START Supplied information
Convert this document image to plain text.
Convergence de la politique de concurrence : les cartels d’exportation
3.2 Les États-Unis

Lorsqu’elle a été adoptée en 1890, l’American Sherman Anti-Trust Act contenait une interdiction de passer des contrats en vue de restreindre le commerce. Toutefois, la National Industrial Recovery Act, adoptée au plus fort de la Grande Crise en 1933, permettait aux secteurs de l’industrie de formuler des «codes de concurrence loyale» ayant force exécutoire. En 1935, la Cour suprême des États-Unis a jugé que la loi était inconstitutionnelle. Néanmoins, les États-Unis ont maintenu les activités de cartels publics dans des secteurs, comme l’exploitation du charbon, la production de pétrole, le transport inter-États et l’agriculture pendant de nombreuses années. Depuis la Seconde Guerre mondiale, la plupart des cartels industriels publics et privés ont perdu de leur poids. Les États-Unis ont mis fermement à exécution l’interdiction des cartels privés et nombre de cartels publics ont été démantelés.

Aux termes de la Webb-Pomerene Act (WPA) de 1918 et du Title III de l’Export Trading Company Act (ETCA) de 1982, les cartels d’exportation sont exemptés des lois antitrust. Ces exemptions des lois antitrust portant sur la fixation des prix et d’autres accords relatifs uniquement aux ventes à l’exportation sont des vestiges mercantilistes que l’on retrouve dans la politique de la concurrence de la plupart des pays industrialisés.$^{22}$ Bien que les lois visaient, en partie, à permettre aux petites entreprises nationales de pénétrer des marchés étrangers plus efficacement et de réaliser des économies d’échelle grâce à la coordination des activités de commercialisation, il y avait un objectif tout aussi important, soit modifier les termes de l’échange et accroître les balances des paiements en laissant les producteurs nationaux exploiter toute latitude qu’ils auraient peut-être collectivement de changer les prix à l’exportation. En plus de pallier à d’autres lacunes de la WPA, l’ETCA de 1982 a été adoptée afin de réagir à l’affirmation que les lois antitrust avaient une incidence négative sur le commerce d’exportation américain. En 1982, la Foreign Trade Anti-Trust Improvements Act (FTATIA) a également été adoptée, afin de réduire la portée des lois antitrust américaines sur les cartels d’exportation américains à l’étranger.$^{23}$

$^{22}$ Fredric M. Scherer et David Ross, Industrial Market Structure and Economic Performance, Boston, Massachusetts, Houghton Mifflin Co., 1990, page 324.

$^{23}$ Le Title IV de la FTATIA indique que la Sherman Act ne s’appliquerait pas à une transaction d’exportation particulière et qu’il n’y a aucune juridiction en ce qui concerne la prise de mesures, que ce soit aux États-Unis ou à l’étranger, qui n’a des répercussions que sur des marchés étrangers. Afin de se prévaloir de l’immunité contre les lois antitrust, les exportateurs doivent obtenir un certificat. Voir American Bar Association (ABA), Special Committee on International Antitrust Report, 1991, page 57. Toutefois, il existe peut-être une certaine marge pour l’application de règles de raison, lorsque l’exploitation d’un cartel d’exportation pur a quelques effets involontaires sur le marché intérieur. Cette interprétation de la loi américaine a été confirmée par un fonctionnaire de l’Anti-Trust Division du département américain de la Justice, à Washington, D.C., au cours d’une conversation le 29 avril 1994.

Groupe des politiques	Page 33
END Supplied information
Required task: Recopy the entries above in their entirety, exactly.

Exercise response:
Convert this document image to plain text.
Convergence de la politique de concurrence : les cartels d’exportation
3.2 Les États-Unis

Lorsqu’elle a été adoptée en 1890, l’American Sherman Anti-Trust Act contenait une interdiction de passer des contrats en vue de restreindre le commerce. Toutefois, la National Industrial Recovery Act, adoptée au plus fort de la Grande Crise en 1933, permettait aux secteurs de l’industrie de formuler des «codes de concurrence loyale» ayant force exécutoire. En 1935, la Cour suprême des États-Unis a jugé que la loi était inconstitutionnelle. Néanmoins, les États-Unis ont maintenu les activités de cartels publics dans des secteurs, comme l’exploitation du charbon, la production de pétrole, le transport inter-États et l’agriculture pendant de nombreuses années. Depuis la Seconde Guerre mondiale, la plupart des cartels industriels publics et privés ont perdu de leur poids. Les États-Unis ont mis fermement à exécution l’interdiction des cartels privés et nombre de cartels publics ont été démantelés.

Aux termes de la Webb-Pomerene Act (WPA) de 1918 et du Title III de l’Export Trading Company Act (ETCA) de 1982, les cartels d’exportation sont exemptés des lois antitrust. Ces exemptions des lois antitrust portant sur la fixation des prix et d’autres accords relatifs uniquement aux ventes à l’exportation sont des vestiges mercantilistes que l’on retrouve dans la politique de la concurrence de la plupart des pays industrialisés.$^{22}$ Bien que les lois visaient, en partie, à permettre aux petites entreprises nationales de pénétrer des marchés étrangers plus efficacement et de réaliser des économies d’échelle grâce à la coordination des activités de commercialisation, il y avait un objectif tout aussi important, soit modifier les termes de l’échange et accroître les balances des paiements en laissant les producteurs nationaux exploiter toute latitude qu’ils auraient peut-être collectivement de changer les prix à l’exportation. En plus de pallier à d’autres lacunes de la WPA, l’ETCA de 1982 a été adoptée afin de réagir à l’affirmation que les lois antitrust avaient une incidence négative sur le commerce d’exportation américain. En 1982, la Foreign Trade Anti-Trust Improvements Act (FTATIA) a également été adoptée, afin de réduire la portée des lois antitrust américaines sur les cartels d’exportation américains à l’étranger.$^{23}$

$^{22}$ Fredric M. Scherer et David Ross, Industrial Market Structure and Economic Performance, Boston, Massachusetts, Houghton Mifflin Co., 1990, page 324.

$^{23}$ Le Title IV de la FTATIA indique que la Sherman Act ne s’appliquerait pas à une transaction d’exportation particulière et qu’il n’y a aucune juridiction en ce qui concerne la prise de mesures, que ce soit aux États-Unis ou à l’étranger, qui n’a des répercussions que sur des marchés étrangers. Afin de se prévaloir de l’immunité contre les lois antitrust, les exportateurs doivent obtenir un certificat. Voir American Bar Association (ABA), Special Committee on International Antitrust Report, 1991, page 57. Toutefois, il existe peut-être une certaine marge pour l’application de règles de raison, lorsque l’exploitation d’un cartel d’exportation pur a quelques effets involontaires sur le marché intérieur. Cette interprétation de la loi américaine a été confirmée par un fonctionnaire de l’Anti-Trust Division du département américain de la Justice, à Washington, D.C., au cours d’une conversation le 29 avril 1994.

Groupe des politiques	Page 33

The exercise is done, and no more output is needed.